◆ **ENTRIES SHOWN**
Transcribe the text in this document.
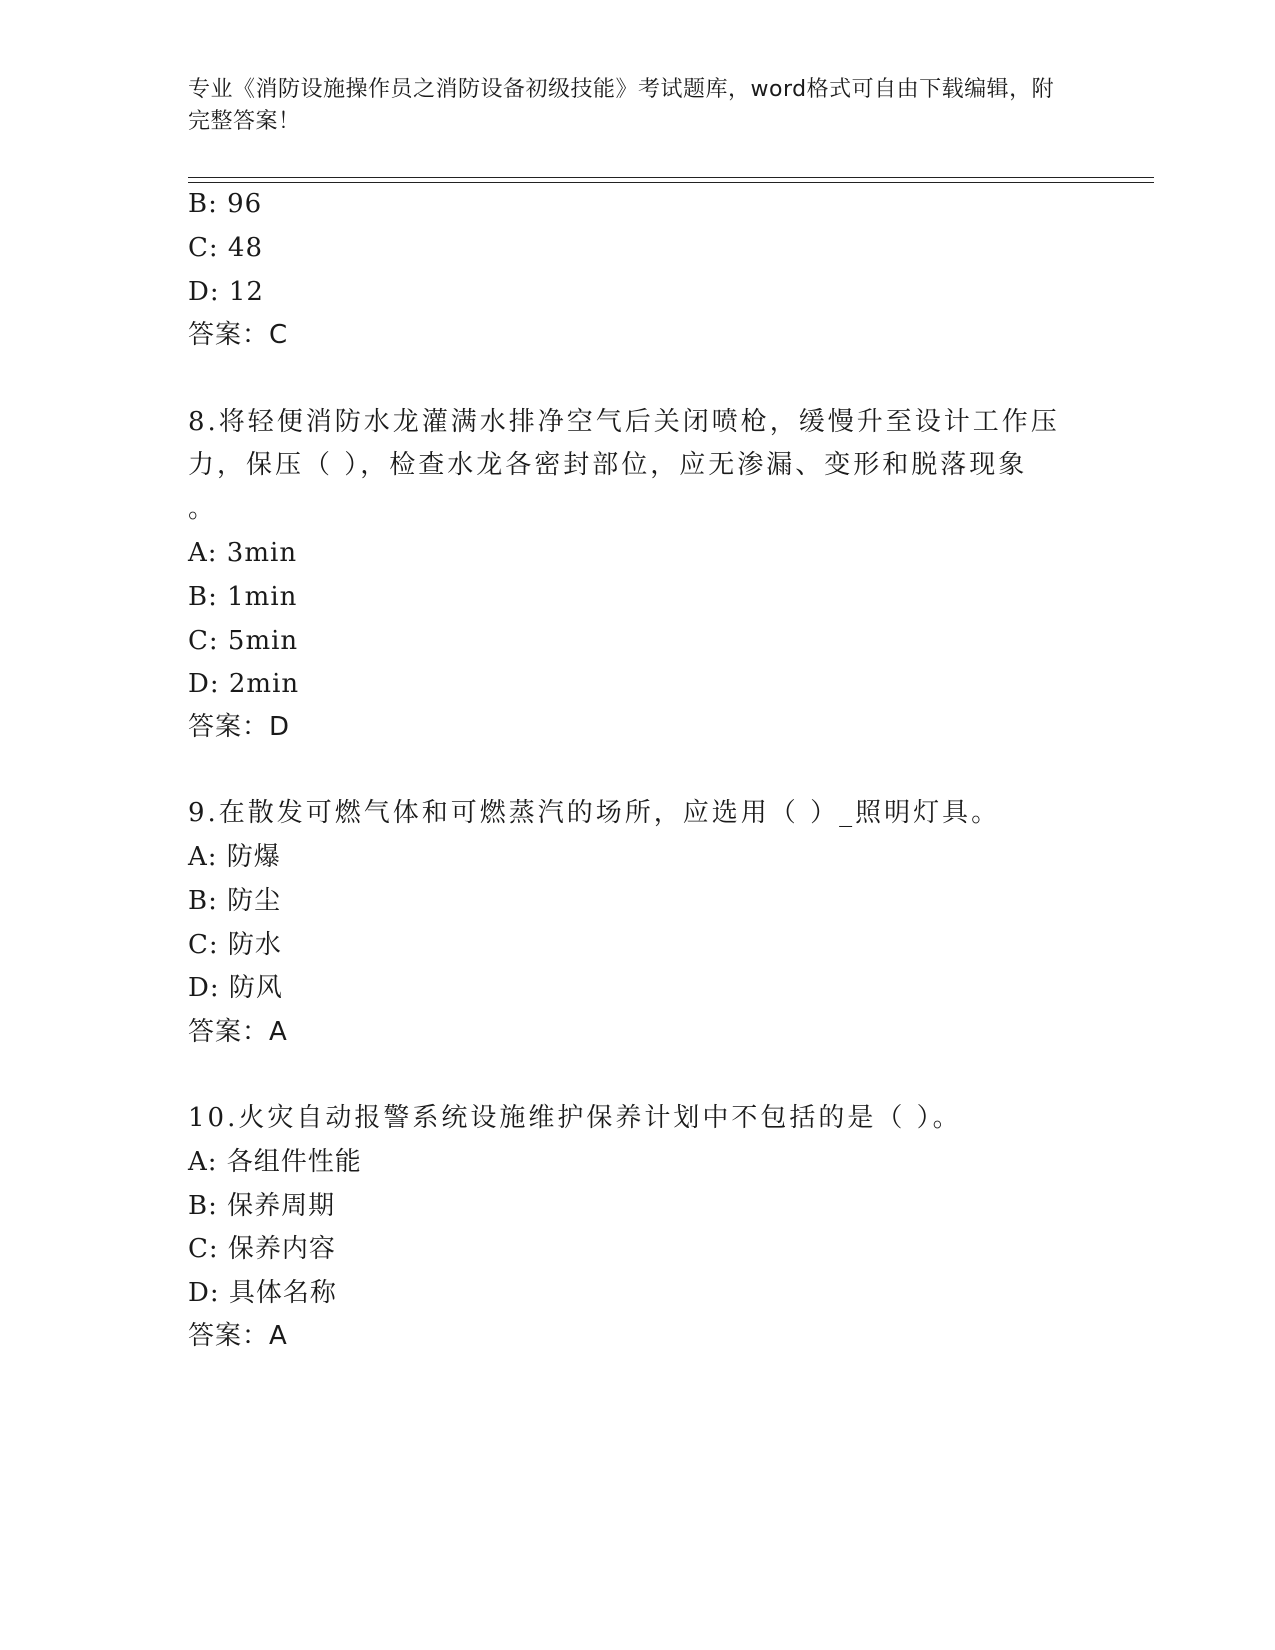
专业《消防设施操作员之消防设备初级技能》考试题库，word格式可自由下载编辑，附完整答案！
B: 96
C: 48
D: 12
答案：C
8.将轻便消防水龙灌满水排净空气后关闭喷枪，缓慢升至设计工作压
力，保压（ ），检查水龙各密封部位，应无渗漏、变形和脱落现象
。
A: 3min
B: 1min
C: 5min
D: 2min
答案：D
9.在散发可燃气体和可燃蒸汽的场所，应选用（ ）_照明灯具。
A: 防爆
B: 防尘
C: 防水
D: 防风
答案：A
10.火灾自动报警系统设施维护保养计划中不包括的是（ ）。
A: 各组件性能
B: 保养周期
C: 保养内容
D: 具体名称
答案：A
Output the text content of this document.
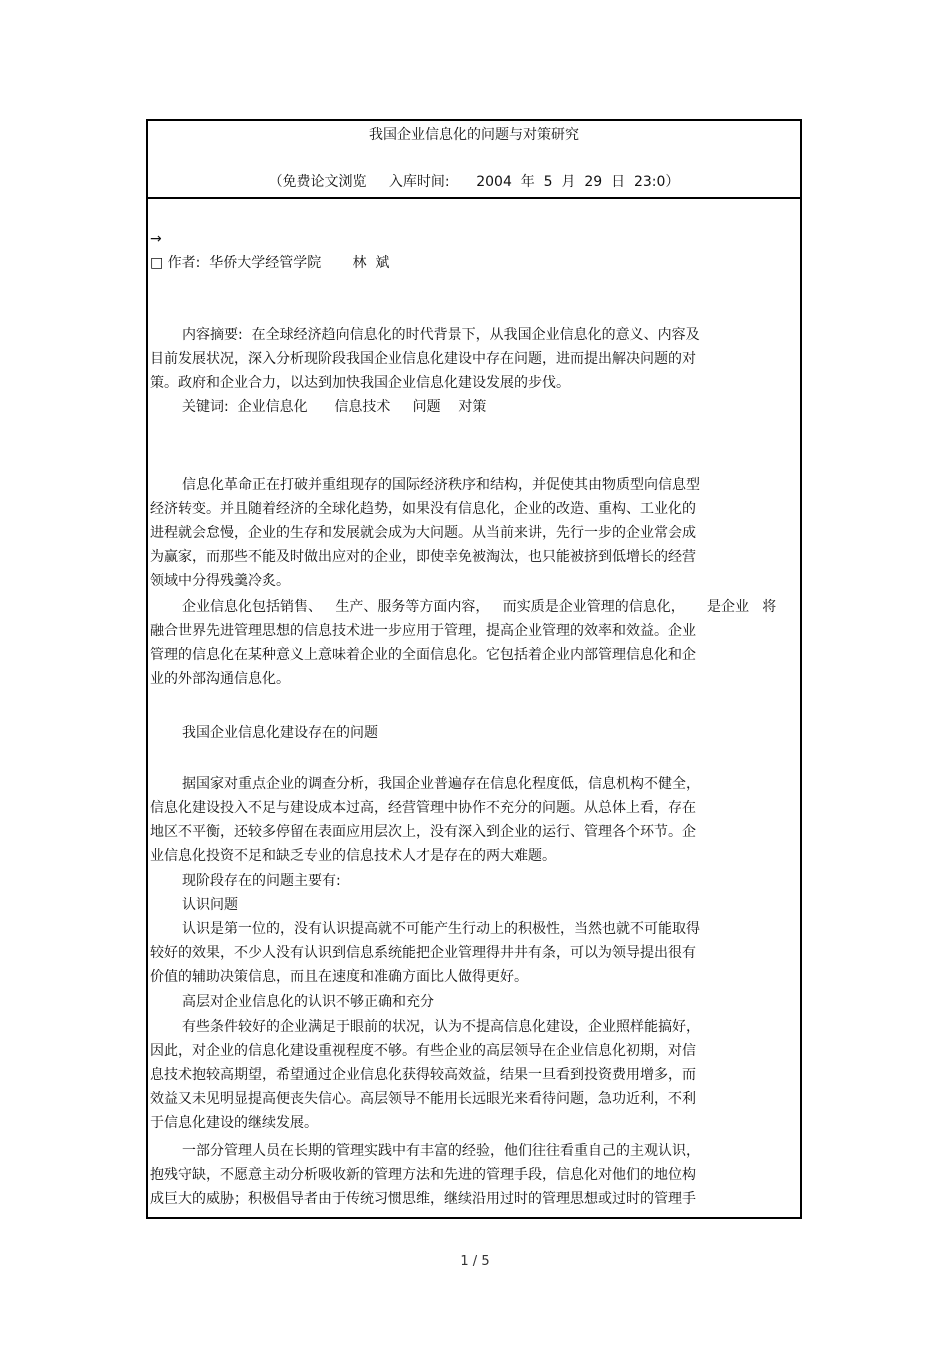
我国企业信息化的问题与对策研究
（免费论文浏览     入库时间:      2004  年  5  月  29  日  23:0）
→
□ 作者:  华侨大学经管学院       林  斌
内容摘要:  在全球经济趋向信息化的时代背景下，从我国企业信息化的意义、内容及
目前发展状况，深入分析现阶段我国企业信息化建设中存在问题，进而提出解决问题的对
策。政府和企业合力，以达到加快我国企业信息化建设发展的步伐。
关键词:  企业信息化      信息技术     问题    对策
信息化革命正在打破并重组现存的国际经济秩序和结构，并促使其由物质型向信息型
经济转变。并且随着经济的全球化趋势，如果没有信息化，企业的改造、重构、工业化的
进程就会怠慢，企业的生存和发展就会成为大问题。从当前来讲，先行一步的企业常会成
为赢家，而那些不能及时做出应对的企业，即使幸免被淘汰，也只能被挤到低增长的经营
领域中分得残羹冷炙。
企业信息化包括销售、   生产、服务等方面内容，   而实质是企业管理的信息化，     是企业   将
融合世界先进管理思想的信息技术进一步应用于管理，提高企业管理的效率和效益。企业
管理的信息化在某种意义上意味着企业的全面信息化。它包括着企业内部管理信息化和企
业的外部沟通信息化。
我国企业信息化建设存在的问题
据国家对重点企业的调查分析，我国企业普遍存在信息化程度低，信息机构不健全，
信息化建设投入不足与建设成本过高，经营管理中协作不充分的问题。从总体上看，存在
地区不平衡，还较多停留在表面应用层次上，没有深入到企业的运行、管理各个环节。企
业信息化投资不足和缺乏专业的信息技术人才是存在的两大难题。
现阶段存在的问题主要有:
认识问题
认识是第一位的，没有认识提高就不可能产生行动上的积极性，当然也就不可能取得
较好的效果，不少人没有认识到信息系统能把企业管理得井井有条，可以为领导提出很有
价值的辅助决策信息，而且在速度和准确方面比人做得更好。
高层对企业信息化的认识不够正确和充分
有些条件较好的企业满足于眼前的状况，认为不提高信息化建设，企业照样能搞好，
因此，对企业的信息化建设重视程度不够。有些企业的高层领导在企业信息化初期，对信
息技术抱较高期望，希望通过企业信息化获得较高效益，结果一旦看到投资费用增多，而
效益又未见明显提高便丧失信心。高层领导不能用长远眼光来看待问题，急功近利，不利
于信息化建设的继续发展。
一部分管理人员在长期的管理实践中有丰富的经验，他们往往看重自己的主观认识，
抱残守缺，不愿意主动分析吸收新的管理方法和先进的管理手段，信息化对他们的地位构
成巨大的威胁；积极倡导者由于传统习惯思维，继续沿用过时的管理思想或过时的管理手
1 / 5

◆ **AIM**
Set the data above down again exactly as given, with no pictures.

◆ **ANSWER BELOW**
Transcribe the text in this document.
专业《消防设施操作员之消防设备初级技能》考试题库，word格式可自由下载编辑，附完整答案！
B: 96
C: 48
D: 12
答案：C
8.将轻便消防水龙灌满水排净空气后关闭喷枪，缓慢升至设计工作压
力，保压（ ），检查水龙各密封部位，应无渗漏、变形和脱落现象
。
A: 3min
B: 1min
C: 5min
D: 2min
答案：D
9.在散发可燃气体和可燃蒸汽的场所，应选用（ ）_照明灯具。
A: 防爆
B: 防尘
C: 防水
D: 防风
答案：A
10.火灾自动报警系统设施维护保养计划中不包括的是（ ）。
A: 各组件性能
B: 保养周期
C: 保养内容
D: 具体名称
答案：A
Output the text content of this document.
我国企业信息化的问题与对策研究
（免费论文浏览     入库时间:      2004  年  5  月  29  日  23:0）
→
□ 作者:  华侨大学经管学院       林  斌
内容摘要:  在全球经济趋向信息化的时代背景下，从我国企业信息化的意义、内容及
目前发展状况，深入分析现阶段我国企业信息化建设中存在问题，进而提出解决问题的对
策。政府和企业合力，以达到加快我国企业信息化建设发展的步伐。
关键词:  企业信息化      信息技术     问题    对策
信息化革命正在打破并重组现存的国际经济秩序和结构，并促使其由物质型向信息型
经济转变。并且随着经济的全球化趋势，如果没有信息化，企业的改造、重构、工业化的
进程就会怠慢，企业的生存和发展就会成为大问题。从当前来讲，先行一步的企业常会成
为赢家，而那些不能及时做出应对的企业，即使幸免被淘汰，也只能被挤到低增长的经营
领域中分得残羹冷炙。
企业信息化包括销售、   生产、服务等方面内容，   而实质是企业管理的信息化，     是企业   将
融合世界先进管理思想的信息技术进一步应用于管理，提高企业管理的效率和效益。企业
管理的信息化在某种意义上意味着企业的全面信息化。它包括着企业内部管理信息化和企
业的外部沟通信息化。
我国企业信息化建设存在的问题
据国家对重点企业的调查分析，我国企业普遍存在信息化程度低，信息机构不健全，
信息化建设投入不足与建设成本过高，经营管理中协作不充分的问题。从总体上看，存在
地区不平衡，还较多停留在表面应用层次上，没有深入到企业的运行、管理各个环节。企
业信息化投资不足和缺乏专业的信息技术人才是存在的两大难题。
现阶段存在的问题主要有:
认识问题
认识是第一位的，没有认识提高就不可能产生行动上的积极性，当然也就不可能取得
较好的效果，不少人没有认识到信息系统能把企业管理得井井有条，可以为领导提出很有
价值的辅助决策信息，而且在速度和准确方面比人做得更好。
高层对企业信息化的认识不够正确和充分
有些条件较好的企业满足于眼前的状况，认为不提高信息化建设，企业照样能搞好，
因此，对企业的信息化建设重视程度不够。有些企业的高层领导在企业信息化初期，对信
息技术抱较高期望，希望通过企业信息化获得较高效益，结果一旦看到投资费用增多，而
效益又未见明显提高便丧失信心。高层领导不能用长远眼光来看待问题，急功近利，不利
于信息化建设的继续发展。
一部分管理人员在长期的管理实践中有丰富的经验，他们往往看重自己的主观认识，
抱残守缺，不愿意主动分析吸收新的管理方法和先进的管理手段，信息化对他们的地位构
成巨大的威胁；积极倡导者由于传统习惯思维，继续沿用过时的管理思想或过时的管理手
1 / 5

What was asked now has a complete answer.